TASK INPUTS:
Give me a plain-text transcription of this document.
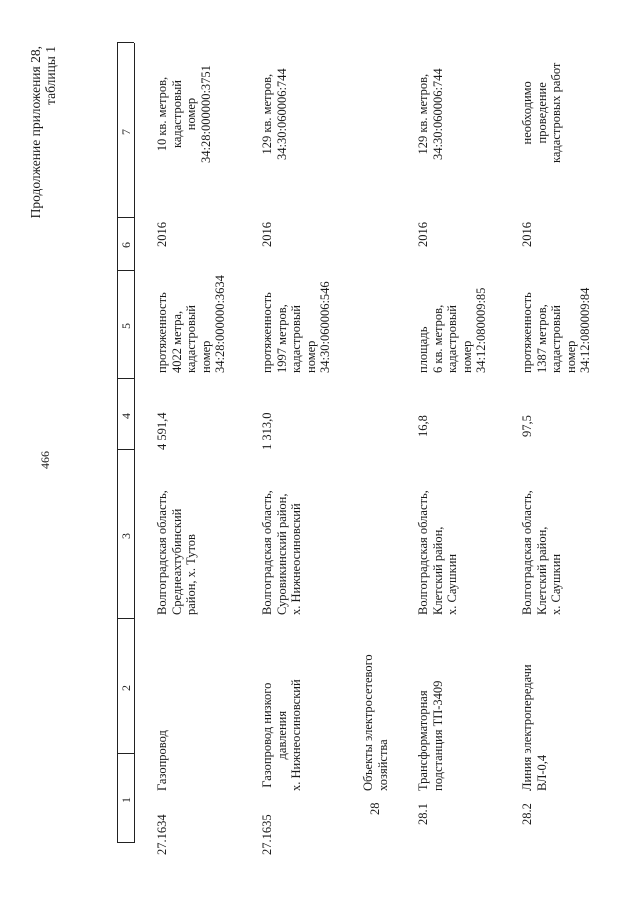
466
Продолжение приложения 28,
таблицы 1
1
2
3
4
5
6
7
27.1634
Газопровод
Волгоградская область,
Среднеахтубинский
район, х. Тутов
4 591,4
протяженность
4022 метра,
кадастровый
номер
34:28:000000:3634
2016
10 кв. метров,
кадастровый
номер
34:28:000000:3751
27.1635
Газопровод низкого
давления
х. Нижнеосиновский
Волгоградская область,
Суровикинский район,
х. Нижнеосиновский
1 313,0
протяженность
1997 метров,
кадастровый
номер
34:30:060006:546
2016
129 кв. метров,
34:30:060006:744
28
Объекты электросетевого
хозяйства
28.1
Трансформаторная
подстанция ТП-3409
Волгоградская область,
Клетский район,
х. Саушкин
16,8
площадь
6 кв. метров,
кадастровый
номер
34:12:080009:85
2016
129 кв. метров,
34:30:060006:744
28.2
Линия электропередачи
ВЛ-0,4
Волгоградская область,
Клетский район,
х. Саушкин
97,5
протяженность
1387 метров,
кадастровый
номер
34:12:080009:84
2016
необходимо
проведение
кадастровых работ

WHAT IS REQUIRED:
Copy the records exactly as they appear, excluding images.

ANSWER FOR THE TASK:
Give me a plain-text transcription of this document.
466
Продолжение приложения 28,
таблицы 1
1
2
3
4
5
6
7
27.1634
Газопровод
Волгоградская область,
Среднеахтубинский
район, х. Тутов
4 591,4
протяженность
4022 метра,
кадастровый
номер
34:28:000000:3634
2016
10 кв. метров,
кадастровый
номер
34:28:000000:3751
27.1635
Газопровод низкого
давления
х. Нижнеосиновский
Волгоградская область,
Суровикинский район,
х. Нижнеосиновский
1 313,0
протяженность
1997 метров,
кадастровый
номер
34:30:060006:546
2016
129 кв. метров,
34:30:060006:744
28
Объекты электросетевого
хозяйства
28.1
Трансформаторная
подстанция ТП-3409
Волгоградская область,
Клетский район,
х. Саушкин
16,8
площадь
6 кв. метров,
кадастровый
номер
34:12:080009:85
2016
129 кв. метров,
34:30:060006:744
28.2
Линия электропередачи
ВЛ-0,4
Волгоградская область,
Клетский район,
х. Саушкин
97,5
протяженность
1387 метров,
кадастровый
номер
34:12:080009:84
2016
необходимо
проведение
кадастровых работ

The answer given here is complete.